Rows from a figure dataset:
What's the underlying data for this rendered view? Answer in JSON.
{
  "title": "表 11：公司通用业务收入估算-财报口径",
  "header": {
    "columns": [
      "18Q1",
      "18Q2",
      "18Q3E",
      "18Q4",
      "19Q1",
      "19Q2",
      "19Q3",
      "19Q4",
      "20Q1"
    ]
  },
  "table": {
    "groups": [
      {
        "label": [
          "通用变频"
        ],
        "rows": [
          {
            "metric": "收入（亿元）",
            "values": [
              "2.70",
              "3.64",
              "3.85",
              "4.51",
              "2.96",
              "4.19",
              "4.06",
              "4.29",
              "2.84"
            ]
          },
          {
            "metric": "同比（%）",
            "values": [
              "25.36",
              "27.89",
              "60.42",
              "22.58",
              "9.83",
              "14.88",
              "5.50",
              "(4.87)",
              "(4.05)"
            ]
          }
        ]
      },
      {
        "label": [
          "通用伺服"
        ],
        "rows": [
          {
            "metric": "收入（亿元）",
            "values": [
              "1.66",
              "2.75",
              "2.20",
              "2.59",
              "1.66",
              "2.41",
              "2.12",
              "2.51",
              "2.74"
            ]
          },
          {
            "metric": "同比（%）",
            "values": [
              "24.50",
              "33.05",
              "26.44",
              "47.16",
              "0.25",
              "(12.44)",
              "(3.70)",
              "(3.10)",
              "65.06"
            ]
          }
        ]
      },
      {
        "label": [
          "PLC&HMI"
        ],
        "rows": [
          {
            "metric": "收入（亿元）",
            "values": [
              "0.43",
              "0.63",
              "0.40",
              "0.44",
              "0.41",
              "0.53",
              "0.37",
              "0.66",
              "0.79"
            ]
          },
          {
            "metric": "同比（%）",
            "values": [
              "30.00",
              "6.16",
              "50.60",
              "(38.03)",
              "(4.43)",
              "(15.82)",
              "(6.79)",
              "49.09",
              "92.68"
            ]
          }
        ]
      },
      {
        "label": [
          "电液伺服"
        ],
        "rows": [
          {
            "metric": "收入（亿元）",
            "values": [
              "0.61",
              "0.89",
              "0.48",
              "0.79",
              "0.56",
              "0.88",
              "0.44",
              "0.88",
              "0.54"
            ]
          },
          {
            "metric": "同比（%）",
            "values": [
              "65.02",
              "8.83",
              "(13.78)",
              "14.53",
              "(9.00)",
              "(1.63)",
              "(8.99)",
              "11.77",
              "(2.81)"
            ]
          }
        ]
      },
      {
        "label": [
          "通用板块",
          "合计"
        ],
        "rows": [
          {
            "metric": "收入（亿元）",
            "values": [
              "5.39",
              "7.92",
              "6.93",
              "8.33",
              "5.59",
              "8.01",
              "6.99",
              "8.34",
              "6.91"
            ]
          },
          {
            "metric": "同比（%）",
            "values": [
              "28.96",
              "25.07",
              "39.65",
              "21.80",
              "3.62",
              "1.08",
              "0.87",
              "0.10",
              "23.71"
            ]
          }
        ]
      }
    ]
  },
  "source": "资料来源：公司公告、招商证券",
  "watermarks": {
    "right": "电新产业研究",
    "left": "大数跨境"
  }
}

What you should do
Return all of the entries exactly as written.

The answer
What's the underlying data for this rendered view? Answer in JSON.
{
  "title": "表 11：公司通用业务收入估算-财报口径",
  "header": {
    "columns": [
      "18Q1",
      "18Q2",
      "18Q3E",
      "18Q4",
      "19Q1",
      "19Q2",
      "19Q3",
      "19Q4",
      "20Q1"
    ]
  },
  "table": {
    "groups": [
      {
        "label": [
          "通用变频"
        ],
        "rows": [
          {
            "metric": "收入（亿元）",
            "values": [
              "2.70",
              "3.64",
              "3.85",
              "4.51",
              "2.96",
              "4.19",
              "4.06",
              "4.29",
              "2.84"
            ]
          },
          {
            "metric": "同比（%）",
            "values": [
              "25.36",
              "27.89",
              "60.42",
              "22.58",
              "9.83",
              "14.88",
              "5.50",
              "(4.87)",
              "(4.05)"
            ]
          }
        ]
      },
      {
        "label": [
          "通用伺服"
        ],
        "rows": [
          {
            "metric": "收入（亿元）",
            "values": [
              "1.66",
              "2.75",
              "2.20",
              "2.59",
              "1.66",
              "2.41",
              "2.12",
              "2.51",
              "2.74"
            ]
          },
          {
            "metric": "同比（%）",
            "values": [
              "24.50",
              "33.05",
              "26.44",
              "47.16",
              "0.25",
              "(12.44)",
              "(3.70)",
              "(3.10)",
              "65.06"
            ]
          }
        ]
      },
      {
        "label": [
          "PLC&HMI"
        ],
        "rows": [
          {
            "metric": "收入（亿元）",
            "values": [
              "0.43",
              "0.63",
              "0.40",
              "0.44",
              "0.41",
              "0.53",
              "0.37",
              "0.66",
              "0.79"
            ]
          },
          {
            "metric": "同比（%）",
            "values": [
              "30.00",
              "6.16",
              "50.60",
              "(38.03)",
              "(4.43)",
              "(15.82)",
              "(6.79)",
              "49.09",
              "92.68"
            ]
          }
        ]
      },
      {
        "label": [
          "电液伺服"
        ],
        "rows": [
          {
            "metric": "收入（亿元）",
            "values": [
              "0.61",
              "0.89",
              "0.48",
              "0.79",
              "0.56",
              "0.88",
              "0.44",
              "0.88",
              "0.54"
            ]
          },
          {
            "metric": "同比（%）",
            "values": [
              "65.02",
              "8.83",
              "(13.78)",
              "14.53",
              "(9.00)",
              "(1.63)",
              "(8.99)",
              "11.77",
              "(2.81)"
            ]
          }
        ]
      },
      {
        "label": [
          "通用板块",
          "合计"
        ],
        "rows": [
          {
            "metric": "收入（亿元）",
            "values": [
              "5.39",
              "7.92",
              "6.93",
              "8.33",
              "5.59",
              "8.01",
              "6.99",
              "8.34",
              "6.91"
            ]
          },
          {
            "metric": "同比（%）",
            "values": [
              "28.96",
              "25.07",
              "39.65",
              "21.80",
              "3.62",
              "1.08",
              "0.87",
              "0.10",
              "23.71"
            ]
          }
        ]
      }
    ]
  },
  "source": "资料来源：公司公告、招商证券",
  "watermarks": {
    "right": "电新产业研究",
    "left": "大数跨境"
  }
}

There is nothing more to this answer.